Below are records to be output exactly, every one of them.
____
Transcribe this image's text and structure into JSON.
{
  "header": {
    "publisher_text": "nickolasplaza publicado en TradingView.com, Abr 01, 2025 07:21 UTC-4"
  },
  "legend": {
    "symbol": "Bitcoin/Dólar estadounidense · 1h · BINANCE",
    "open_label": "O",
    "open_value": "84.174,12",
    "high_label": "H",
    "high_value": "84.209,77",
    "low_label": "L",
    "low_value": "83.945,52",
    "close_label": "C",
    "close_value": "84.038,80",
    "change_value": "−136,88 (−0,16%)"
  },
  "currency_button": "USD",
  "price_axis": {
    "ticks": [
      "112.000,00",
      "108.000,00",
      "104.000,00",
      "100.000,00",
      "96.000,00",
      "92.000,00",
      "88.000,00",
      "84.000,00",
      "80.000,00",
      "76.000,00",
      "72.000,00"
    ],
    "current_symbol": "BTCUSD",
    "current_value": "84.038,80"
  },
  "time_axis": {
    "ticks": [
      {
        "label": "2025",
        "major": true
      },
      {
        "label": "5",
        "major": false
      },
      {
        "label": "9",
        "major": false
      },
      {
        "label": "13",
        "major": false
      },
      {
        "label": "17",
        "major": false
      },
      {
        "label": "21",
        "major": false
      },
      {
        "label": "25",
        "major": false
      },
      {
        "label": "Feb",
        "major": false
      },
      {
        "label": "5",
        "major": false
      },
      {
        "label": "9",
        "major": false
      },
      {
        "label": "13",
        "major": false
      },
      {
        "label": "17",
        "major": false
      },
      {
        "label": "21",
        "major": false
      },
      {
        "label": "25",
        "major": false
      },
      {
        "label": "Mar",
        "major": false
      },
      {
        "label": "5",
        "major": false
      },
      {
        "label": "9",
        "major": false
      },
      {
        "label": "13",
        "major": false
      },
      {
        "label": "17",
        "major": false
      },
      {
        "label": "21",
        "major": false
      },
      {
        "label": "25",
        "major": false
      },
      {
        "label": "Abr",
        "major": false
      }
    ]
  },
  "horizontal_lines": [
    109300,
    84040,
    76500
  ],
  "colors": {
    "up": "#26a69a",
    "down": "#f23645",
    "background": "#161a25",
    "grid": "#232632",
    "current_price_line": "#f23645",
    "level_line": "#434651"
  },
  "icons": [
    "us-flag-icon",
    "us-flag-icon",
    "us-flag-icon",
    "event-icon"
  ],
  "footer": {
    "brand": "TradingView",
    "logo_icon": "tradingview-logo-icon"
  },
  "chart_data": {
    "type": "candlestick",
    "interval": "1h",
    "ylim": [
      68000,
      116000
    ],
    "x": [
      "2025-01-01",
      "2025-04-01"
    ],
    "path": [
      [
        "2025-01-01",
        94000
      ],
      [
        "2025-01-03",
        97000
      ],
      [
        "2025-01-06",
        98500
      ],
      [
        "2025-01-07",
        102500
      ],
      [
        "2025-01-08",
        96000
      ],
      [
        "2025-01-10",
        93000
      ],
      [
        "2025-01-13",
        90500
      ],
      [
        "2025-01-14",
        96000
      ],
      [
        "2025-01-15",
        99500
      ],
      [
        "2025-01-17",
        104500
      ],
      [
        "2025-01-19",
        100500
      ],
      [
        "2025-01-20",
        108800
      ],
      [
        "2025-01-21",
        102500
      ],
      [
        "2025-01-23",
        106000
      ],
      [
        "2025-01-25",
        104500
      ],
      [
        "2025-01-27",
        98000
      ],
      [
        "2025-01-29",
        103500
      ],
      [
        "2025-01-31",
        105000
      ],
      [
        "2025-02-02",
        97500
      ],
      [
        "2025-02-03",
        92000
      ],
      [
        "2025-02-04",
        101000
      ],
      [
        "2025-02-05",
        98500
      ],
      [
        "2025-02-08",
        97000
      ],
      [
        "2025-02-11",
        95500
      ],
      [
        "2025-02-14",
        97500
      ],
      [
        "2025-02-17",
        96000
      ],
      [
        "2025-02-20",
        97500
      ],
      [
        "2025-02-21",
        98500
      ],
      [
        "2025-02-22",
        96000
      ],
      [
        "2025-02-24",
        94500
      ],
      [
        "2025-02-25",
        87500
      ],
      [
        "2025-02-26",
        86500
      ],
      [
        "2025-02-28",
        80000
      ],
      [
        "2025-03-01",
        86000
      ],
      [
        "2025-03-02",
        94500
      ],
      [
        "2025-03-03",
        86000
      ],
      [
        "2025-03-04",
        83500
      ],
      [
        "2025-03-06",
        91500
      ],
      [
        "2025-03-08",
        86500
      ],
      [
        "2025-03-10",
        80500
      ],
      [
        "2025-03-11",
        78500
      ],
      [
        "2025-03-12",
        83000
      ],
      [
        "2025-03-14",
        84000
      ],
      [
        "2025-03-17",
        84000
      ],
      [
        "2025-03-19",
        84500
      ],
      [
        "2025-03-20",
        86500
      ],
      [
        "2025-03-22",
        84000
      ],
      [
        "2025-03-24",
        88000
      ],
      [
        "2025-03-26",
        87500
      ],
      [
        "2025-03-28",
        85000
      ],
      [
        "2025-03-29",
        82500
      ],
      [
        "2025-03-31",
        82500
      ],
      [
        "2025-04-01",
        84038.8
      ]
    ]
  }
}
____
§ WRITTEN RESPONSE:
Transcribe this image's text and structure into JSON.
{
  "header": {
    "publisher_text": "nickolasplaza publicado en TradingView.com, Abr 01, 2025 07:21 UTC-4"
  },
  "legend": {
    "symbol": "Bitcoin/Dólar estadounidense · 1h · BINANCE",
    "open_label": "O",
    "open_value": "84.174,12",
    "high_label": "H",
    "high_value": "84.209,77",
    "low_label": "L",
    "low_value": "83.945,52",
    "close_label": "C",
    "close_value": "84.038,80",
    "change_value": "−136,88 (−0,16%)"
  },
  "currency_button": "USD",
  "price_axis": {
    "ticks": [
      "112.000,00",
      "108.000,00",
      "104.000,00",
      "100.000,00",
      "96.000,00",
      "92.000,00",
      "88.000,00",
      "84.000,00",
      "80.000,00",
      "76.000,00",
      "72.000,00"
    ],
    "current_symbol": "BTCUSD",
    "current_value": "84.038,80"
  },
  "time_axis": {
    "ticks": [
      {
        "label": "2025",
        "major": true
      },
      {
        "label": "5",
        "major": false
      },
      {
        "label": "9",
        "major": false
      },
      {
        "label": "13",
        "major": false
      },
      {
        "label": "17",
        "major": false
      },
      {
        "label": "21",
        "major": false
      },
      {
        "label": "25",
        "major": false
      },
      {
        "label": "Feb",
        "major": false
      },
      {
        "label": "5",
        "major": false
      },
      {
        "label": "9",
        "major": false
      },
      {
        "label": "13",
        "major": false
      },
      {
        "label": "17",
        "major": false
      },
      {
        "label": "21",
        "major": false
      },
      {
        "label": "25",
        "major": false
      },
      {
        "label": "Mar",
        "major": false
      },
      {
        "label": "5",
        "major": false
      },
      {
        "label": "9",
        "major": false
      },
      {
        "label": "13",
        "major": false
      },
      {
        "label": "17",
        "major": false
      },
      {
        "label": "21",
        "major": false
      },
      {
        "label": "25",
        "major": false
      },
      {
        "label": "Abr",
        "major": false
      }
    ]
  },
  "horizontal_lines": [
    109300,
    84040,
    76500
  ],
  "colors": {
    "up": "#26a69a",
    "down": "#f23645",
    "background": "#161a25",
    "grid": "#232632",
    "current_price_line": "#f23645",
    "level_line": "#434651"
  },
  "icons": [
    "us-flag-icon",
    "us-flag-icon",
    "us-flag-icon",
    "event-icon"
  ],
  "footer": {
    "brand": "TradingView",
    "logo_icon": "tradingview-logo-icon"
  },
  "chart_data": {
    "type": "candlestick",
    "interval": "1h",
    "ylim": [
      68000,
      116000
    ],
    "x": [
      "2025-01-01",
      "2025-04-01"
    ],
    "path": [
      [
        "2025-01-01",
        94000
      ],
      [
        "2025-01-03",
        97000
      ],
      [
        "2025-01-06",
        98500
      ],
      [
        "2025-01-07",
        102500
      ],
      [
        "2025-01-08",
        96000
      ],
      [
        "2025-01-10",
        93000
      ],
      [
        "2025-01-13",
        90500
      ],
      [
        "2025-01-14",
        96000
      ],
      [
        "2025-01-15",
        99500
      ],
      [
        "2025-01-17",
        104500
      ],
      [
        "2025-01-19",
        100500
      ],
      [
        "2025-01-20",
        108800
      ],
      [
        "2025-01-21",
        102500
      ],
      [
        "2025-01-23",
        106000
      ],
      [
        "2025-01-25",
        104500
      ],
      [
        "2025-01-27",
        98000
      ],
      [
        "2025-01-29",
        103500
      ],
      [
        "2025-01-31",
        105000
      ],
      [
        "2025-02-02",
        97500
      ],
      [
        "2025-02-03",
        92000
      ],
      [
        "2025-02-04",
        101000
      ],
      [
        "2025-02-05",
        98500
      ],
      [
        "2025-02-08",
        97000
      ],
      [
        "2025-02-11",
        95500
      ],
      [
        "2025-02-14",
        97500
      ],
      [
        "2025-02-17",
        96000
      ],
      [
        "2025-02-20",
        97500
      ],
      [
        "2025-02-21",
        98500
      ],
      [
        "2025-02-22",
        96000
      ],
      [
        "2025-02-24",
        94500
      ],
      [
        "2025-02-25",
        87500
      ],
      [
        "2025-02-26",
        86500
      ],
      [
        "2025-02-28",
        80000
      ],
      [
        "2025-03-01",
        86000
      ],
      [
        "2025-03-02",
        94500
      ],
      [
        "2025-03-03",
        86000
      ],
      [
        "2025-03-04",
        83500
      ],
      [
        "2025-03-06",
        91500
      ],
      [
        "2025-03-08",
        86500
      ],
      [
        "2025-03-10",
        80500
      ],
      [
        "2025-03-11",
        78500
      ],
      [
        "2025-03-12",
        83000
      ],
      [
        "2025-03-14",
        84000
      ],
      [
        "2025-03-17",
        84000
      ],
      [
        "2025-03-19",
        84500
      ],
      [
        "2025-03-20",
        86500
      ],
      [
        "2025-03-22",
        84000
      ],
      [
        "2025-03-24",
        88000
      ],
      [
        "2025-03-26",
        87500
      ],
      [
        "2025-03-28",
        85000
      ],
      [
        "2025-03-29",
        82500
      ],
      [
        "2025-03-31",
        82500
      ],
      [
        "2025-04-01",
        84038.8
      ]
    ]
  }
}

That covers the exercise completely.